*** Excerpted data ***

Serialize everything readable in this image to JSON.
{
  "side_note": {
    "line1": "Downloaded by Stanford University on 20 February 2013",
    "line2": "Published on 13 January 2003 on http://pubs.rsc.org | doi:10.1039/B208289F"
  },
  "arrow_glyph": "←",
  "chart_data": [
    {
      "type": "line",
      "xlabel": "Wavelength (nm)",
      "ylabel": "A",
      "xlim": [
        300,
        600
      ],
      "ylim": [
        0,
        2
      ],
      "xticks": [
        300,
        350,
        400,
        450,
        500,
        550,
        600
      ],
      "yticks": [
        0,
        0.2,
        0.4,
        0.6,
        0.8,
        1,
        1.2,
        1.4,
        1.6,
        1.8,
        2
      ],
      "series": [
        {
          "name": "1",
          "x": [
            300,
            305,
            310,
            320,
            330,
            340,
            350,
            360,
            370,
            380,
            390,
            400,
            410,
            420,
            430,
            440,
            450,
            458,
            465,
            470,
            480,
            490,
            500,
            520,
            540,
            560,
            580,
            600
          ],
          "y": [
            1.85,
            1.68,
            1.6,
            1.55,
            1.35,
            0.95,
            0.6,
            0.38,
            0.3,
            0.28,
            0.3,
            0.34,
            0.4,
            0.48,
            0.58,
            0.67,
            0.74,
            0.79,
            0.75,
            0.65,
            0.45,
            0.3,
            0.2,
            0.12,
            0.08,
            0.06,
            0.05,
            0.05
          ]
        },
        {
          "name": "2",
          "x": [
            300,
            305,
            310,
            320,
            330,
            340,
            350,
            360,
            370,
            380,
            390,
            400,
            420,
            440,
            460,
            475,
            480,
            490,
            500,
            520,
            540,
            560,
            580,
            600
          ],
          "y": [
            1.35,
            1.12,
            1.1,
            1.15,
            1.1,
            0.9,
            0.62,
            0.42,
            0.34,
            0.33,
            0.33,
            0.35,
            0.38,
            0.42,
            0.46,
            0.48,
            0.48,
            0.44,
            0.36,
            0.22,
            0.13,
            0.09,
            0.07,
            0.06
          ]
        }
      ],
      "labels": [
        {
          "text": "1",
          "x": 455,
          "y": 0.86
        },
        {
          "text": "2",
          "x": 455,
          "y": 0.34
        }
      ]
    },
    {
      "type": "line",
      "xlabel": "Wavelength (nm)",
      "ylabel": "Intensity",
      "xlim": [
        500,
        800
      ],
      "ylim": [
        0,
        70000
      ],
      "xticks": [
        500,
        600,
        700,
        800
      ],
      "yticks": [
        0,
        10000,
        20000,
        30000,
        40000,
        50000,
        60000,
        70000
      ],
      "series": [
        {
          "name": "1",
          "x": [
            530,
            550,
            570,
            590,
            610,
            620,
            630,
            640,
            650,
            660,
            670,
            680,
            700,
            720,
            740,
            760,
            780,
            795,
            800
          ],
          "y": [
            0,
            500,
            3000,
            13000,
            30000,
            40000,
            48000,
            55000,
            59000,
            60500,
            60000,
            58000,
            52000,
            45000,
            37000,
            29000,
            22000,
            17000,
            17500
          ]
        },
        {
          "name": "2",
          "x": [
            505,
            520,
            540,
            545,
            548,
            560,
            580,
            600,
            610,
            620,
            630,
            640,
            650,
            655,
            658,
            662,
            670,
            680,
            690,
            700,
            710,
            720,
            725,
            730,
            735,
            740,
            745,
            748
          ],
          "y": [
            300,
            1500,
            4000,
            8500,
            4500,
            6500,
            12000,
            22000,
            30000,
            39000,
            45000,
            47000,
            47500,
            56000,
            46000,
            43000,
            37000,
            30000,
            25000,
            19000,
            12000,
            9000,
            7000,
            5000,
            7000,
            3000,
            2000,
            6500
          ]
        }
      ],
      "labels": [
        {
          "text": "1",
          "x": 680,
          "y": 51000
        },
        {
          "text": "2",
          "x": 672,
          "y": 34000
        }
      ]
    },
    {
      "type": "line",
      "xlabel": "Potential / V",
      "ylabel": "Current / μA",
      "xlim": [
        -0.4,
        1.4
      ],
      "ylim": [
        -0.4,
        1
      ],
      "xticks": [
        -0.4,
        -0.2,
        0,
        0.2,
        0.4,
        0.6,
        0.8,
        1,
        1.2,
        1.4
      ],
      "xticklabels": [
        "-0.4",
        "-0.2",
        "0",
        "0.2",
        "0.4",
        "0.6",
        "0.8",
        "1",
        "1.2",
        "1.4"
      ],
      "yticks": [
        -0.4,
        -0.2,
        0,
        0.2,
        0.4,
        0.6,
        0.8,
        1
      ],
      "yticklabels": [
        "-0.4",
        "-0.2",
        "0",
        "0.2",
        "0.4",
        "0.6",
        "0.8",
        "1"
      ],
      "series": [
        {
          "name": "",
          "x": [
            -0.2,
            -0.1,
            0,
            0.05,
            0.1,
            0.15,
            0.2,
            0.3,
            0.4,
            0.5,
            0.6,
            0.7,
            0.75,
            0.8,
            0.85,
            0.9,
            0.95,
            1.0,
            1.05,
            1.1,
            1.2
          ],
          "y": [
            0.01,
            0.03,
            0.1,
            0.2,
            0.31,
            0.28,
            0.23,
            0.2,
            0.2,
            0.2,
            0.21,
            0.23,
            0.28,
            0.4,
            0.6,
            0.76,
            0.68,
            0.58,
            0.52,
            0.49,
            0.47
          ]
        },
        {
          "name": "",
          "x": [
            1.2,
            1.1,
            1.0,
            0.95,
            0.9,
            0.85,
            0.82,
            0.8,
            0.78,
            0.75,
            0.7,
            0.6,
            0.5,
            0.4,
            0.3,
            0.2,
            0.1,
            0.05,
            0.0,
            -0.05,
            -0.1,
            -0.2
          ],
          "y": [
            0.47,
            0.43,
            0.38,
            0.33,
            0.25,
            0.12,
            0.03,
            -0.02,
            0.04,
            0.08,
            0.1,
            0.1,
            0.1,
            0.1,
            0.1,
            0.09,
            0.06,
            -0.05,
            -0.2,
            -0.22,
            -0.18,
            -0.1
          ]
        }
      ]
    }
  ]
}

***

Given task:
Exactly reproduce every line of the data above.

Task answer:
Serialize everything readable in this image to JSON.
{
  "side_note": {
    "line1": "Downloaded by Stanford University on 20 February 2013",
    "line2": "Published on 13 January 2003 on http://pubs.rsc.org | doi:10.1039/B208289F"
  },
  "arrow_glyph": "←",
  "chart_data": [
    {
      "type": "line",
      "xlabel": "Wavelength (nm)",
      "ylabel": "A",
      "xlim": [
        300,
        600
      ],
      "ylim": [
        0,
        2
      ],
      "xticks": [
        300,
        350,
        400,
        450,
        500,
        550,
        600
      ],
      "yticks": [
        0,
        0.2,
        0.4,
        0.6,
        0.8,
        1,
        1.2,
        1.4,
        1.6,
        1.8,
        2
      ],
      "series": [
        {
          "name": "1",
          "x": [
            300,
            305,
            310,
            320,
            330,
            340,
            350,
            360,
            370,
            380,
            390,
            400,
            410,
            420,
            430,
            440,
            450,
            458,
            465,
            470,
            480,
            490,
            500,
            520,
            540,
            560,
            580,
            600
          ],
          "y": [
            1.85,
            1.68,
            1.6,
            1.55,
            1.35,
            0.95,
            0.6,
            0.38,
            0.3,
            0.28,
            0.3,
            0.34,
            0.4,
            0.48,
            0.58,
            0.67,
            0.74,
            0.79,
            0.75,
            0.65,
            0.45,
            0.3,
            0.2,
            0.12,
            0.08,
            0.06,
            0.05,
            0.05
          ]
        },
        {
          "name": "2",
          "x": [
            300,
            305,
            310,
            320,
            330,
            340,
            350,
            360,
            370,
            380,
            390,
            400,
            420,
            440,
            460,
            475,
            480,
            490,
            500,
            520,
            540,
            560,
            580,
            600
          ],
          "y": [
            1.35,
            1.12,
            1.1,
            1.15,
            1.1,
            0.9,
            0.62,
            0.42,
            0.34,
            0.33,
            0.33,
            0.35,
            0.38,
            0.42,
            0.46,
            0.48,
            0.48,
            0.44,
            0.36,
            0.22,
            0.13,
            0.09,
            0.07,
            0.06
          ]
        }
      ],
      "labels": [
        {
          "text": "1",
          "x": 455,
          "y": 0.86
        },
        {
          "text": "2",
          "x": 455,
          "y": 0.34
        }
      ]
    },
    {
      "type": "line",
      "xlabel": "Wavelength (nm)",
      "ylabel": "Intensity",
      "xlim": [
        500,
        800
      ],
      "ylim": [
        0,
        70000
      ],
      "xticks": [
        500,
        600,
        700,
        800
      ],
      "yticks": [
        0,
        10000,
        20000,
        30000,
        40000,
        50000,
        60000,
        70000
      ],
      "series": [
        {
          "name": "1",
          "x": [
            530,
            550,
            570,
            590,
            610,
            620,
            630,
            640,
            650,
            660,
            670,
            680,
            700,
            720,
            740,
            760,
            780,
            795,
            800
          ],
          "y": [
            0,
            500,
            3000,
            13000,
            30000,
            40000,
            48000,
            55000,
            59000,
            60500,
            60000,
            58000,
            52000,
            45000,
            37000,
            29000,
            22000,
            17000,
            17500
          ]
        },
        {
          "name": "2",
          "x": [
            505,
            520,
            540,
            545,
            548,
            560,
            580,
            600,
            610,
            620,
            630,
            640,
            650,
            655,
            658,
            662,
            670,
            680,
            690,
            700,
            710,
            720,
            725,
            730,
            735,
            740,
            745,
            748
          ],
          "y": [
            300,
            1500,
            4000,
            8500,
            4500,
            6500,
            12000,
            22000,
            30000,
            39000,
            45000,
            47000,
            47500,
            56000,
            46000,
            43000,
            37000,
            30000,
            25000,
            19000,
            12000,
            9000,
            7000,
            5000,
            7000,
            3000,
            2000,
            6500
          ]
        }
      ],
      "labels": [
        {
          "text": "1",
          "x": 680,
          "y": 51000
        },
        {
          "text": "2",
          "x": 672,
          "y": 34000
        }
      ]
    },
    {
      "type": "line",
      "xlabel": "Potential / V",
      "ylabel": "Current / μA",
      "xlim": [
        -0.4,
        1.4
      ],
      "ylim": [
        -0.4,
        1
      ],
      "xticks": [
        -0.4,
        -0.2,
        0,
        0.2,
        0.4,
        0.6,
        0.8,
        1,
        1.2,
        1.4
      ],
      "xticklabels": [
        "-0.4",
        "-0.2",
        "0",
        "0.2",
        "0.4",
        "0.6",
        "0.8",
        "1",
        "1.2",
        "1.4"
      ],
      "yticks": [
        -0.4,
        -0.2,
        0,
        0.2,
        0.4,
        0.6,
        0.8,
        1
      ],
      "yticklabels": [
        "-0.4",
        "-0.2",
        "0",
        "0.2",
        "0.4",
        "0.6",
        "0.8",
        "1"
      ],
      "series": [
        {
          "name": "",
          "x": [
            -0.2,
            -0.1,
            0,
            0.05,
            0.1,
            0.15,
            0.2,
            0.3,
            0.4,
            0.5,
            0.6,
            0.7,
            0.75,
            0.8,
            0.85,
            0.9,
            0.95,
            1.0,
            1.05,
            1.1,
            1.2
          ],
          "y": [
            0.01,
            0.03,
            0.1,
            0.2,
            0.31,
            0.28,
            0.23,
            0.2,
            0.2,
            0.2,
            0.21,
            0.23,
            0.28,
            0.4,
            0.6,
            0.76,
            0.68,
            0.58,
            0.52,
            0.49,
            0.47
          ]
        },
        {
          "name": "",
          "x": [
            1.2,
            1.1,
            1.0,
            0.95,
            0.9,
            0.85,
            0.82,
            0.8,
            0.78,
            0.75,
            0.7,
            0.6,
            0.5,
            0.4,
            0.3,
            0.2,
            0.1,
            0.05,
            0.0,
            -0.05,
            -0.1,
            -0.2
          ],
          "y": [
            0.47,
            0.43,
            0.38,
            0.33,
            0.25,
            0.12,
            0.03,
            -0.02,
            0.04,
            0.08,
            0.1,
            0.1,
            0.1,
            0.1,
            0.1,
            0.09,
            0.06,
            -0.05,
            -0.2,
            -0.22,
            -0.18,
            -0.1
          ]
        }
      ]
    }
  ]
}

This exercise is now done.